REQUEST:
Search the records below for the word "rešenje" and show every line where it occurs.

↓↓↓

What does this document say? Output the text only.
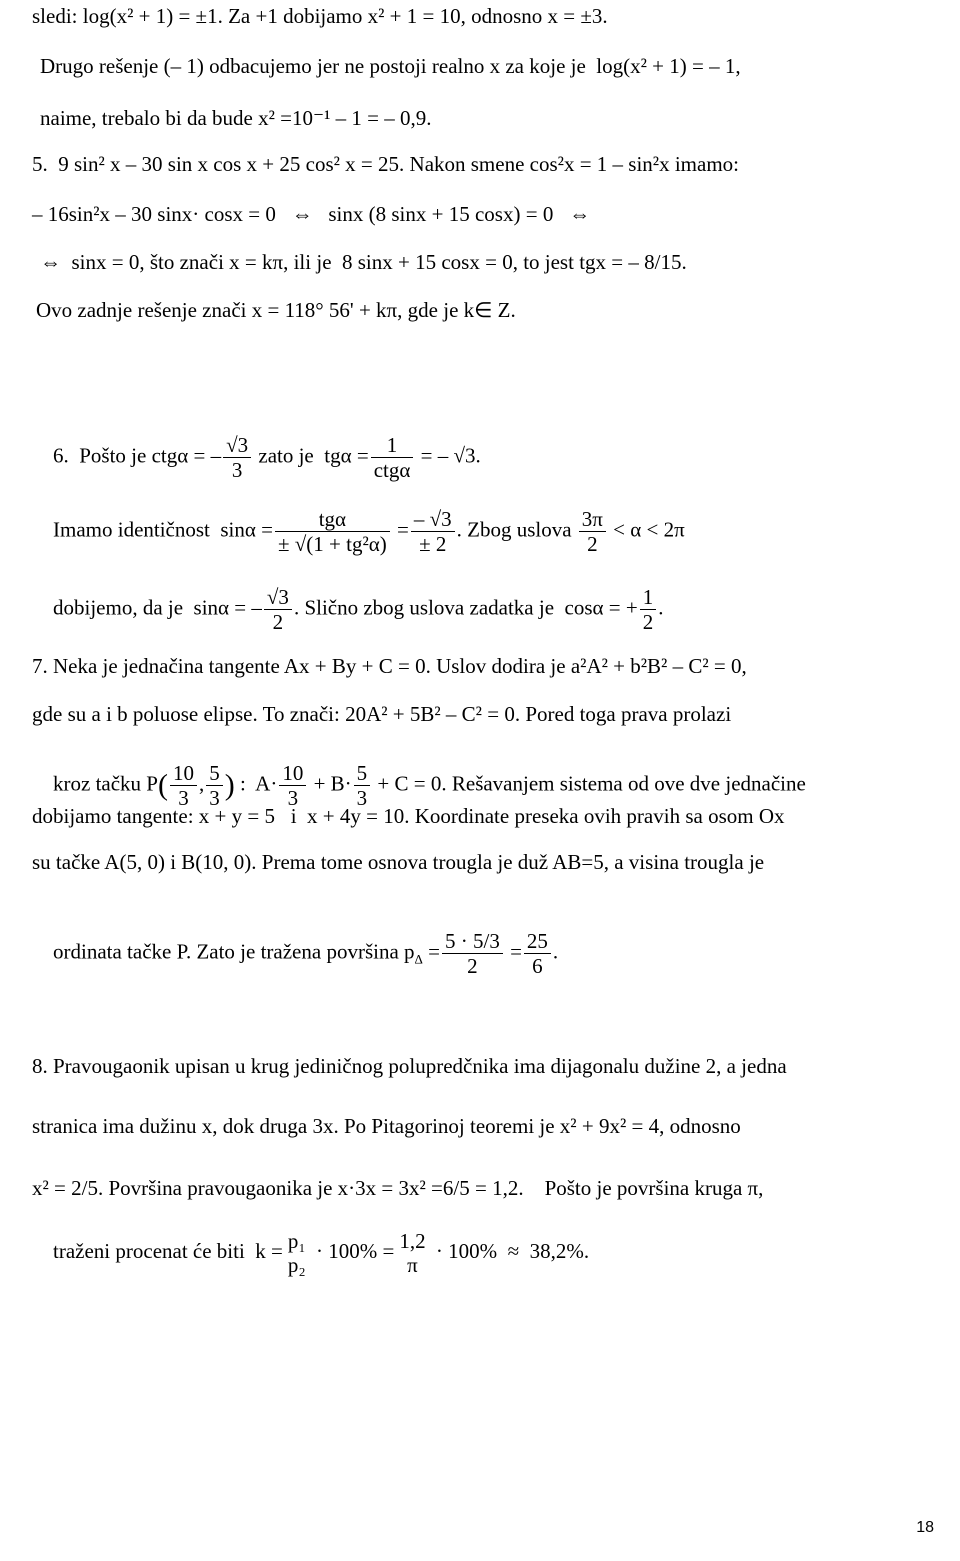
sledi: log(x² + 1) = ±1. Za +1 dobijamo x² + 1 = 10, odnosno x = ±3.
Drugo rešenje (– 1) odbacujemo jer ne postoji realno x za koje je  log(x² + 1) = – 1,
naime, trebalo bi da bude x² =10⁻¹ – 1 = – 0,9.
5.  9 sin² x – 30 sin x cos x + 25 cos² x = 25. Nakon smene cos²x = 1 – sin²x imamo:
– 16sin²x – 30 sinx· cosx = 0   ⇔   sinx (8 sinx + 15 cosx) = 0   ⇔
⇔  sinx = 0, što znači x = kπ, ili je  8 sinx + 15 cosx = 0, to jest tgx = – 8/15.
Ovo zadnje rešenje znači x = 118° 56' + kπ, gde je k∈ Z.

6.  Pošto je ctgα = – $\frac{√3}{3}$ zato je  tgα = 1
ctgα
= – √3.

Imamo identičnost  sinα =	tgα
± √(1 + tg²α)
= $\frac{- √3}{\pm 2}$ . Zbog uslova $\frac{3\pi}{2} < \alpha < 2\pi$

dobijemo, da je  sinα = – $\frac{√3}{2}$ . Slično zbog uslova zadatka je  cosα = + $\frac{1}{2}$ .

7. Neka je jednačina tangente Ax + By + C = 0. Uslov dodira je a²A² + b²B² – C² = 0,
gde su a i b poluose elipse. To znači: 20A² + 5B² – C² = 0. Pored toga prava prolazi

kroz tačku $P( \frac{10}{3}$ , $\frac{5}{3}$ ) :  $A\cdot \frac{10}{3} + B\cdot \frac{5}{3} + C = 0$. Rešavanjem sistema od ove dve jednačine

dobijamo tangente: x + y = 5   i  x + 4y = 10. Koordinate preseka ovih pravih sa osom Ox
su tačke A(5, 0) i B(10, 0). Prema tome osnova trougla je duž AB=5, a visina trougla je

ordinata tačke P. Zato je tražena površina $p_\Delta = \frac{5 \cdot 5/3}{2} = \frac{25}{6}$ .

8. Pravougaonik upisan u krug jediničnog polupredčnika ima dijagonalu dužine 2, a jedna
stranica ima dužinu x, dok druga 3x. Po Pitagorinoj teoremi je x² + 9x² = 4, odnosno
x² = 2/5. Površina pravougaonika je x·3x = 3x² =6/5 = 1,2.    Pošto je površina kruga π,

traženi procenat će biti  k = p₁
p₂
· 100% = 1,2
π
· 100%  ≈  38,2%.

18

↑↑↑

FINAL ANSWER:
Drugo rešenje (– 1) odbacujemo jer ne postoji realno x za koje je  log(x² + 1) = – 1,
Ovo zadnje rešenje znači x = 118° 56' + kπ, gde je k∈ Z.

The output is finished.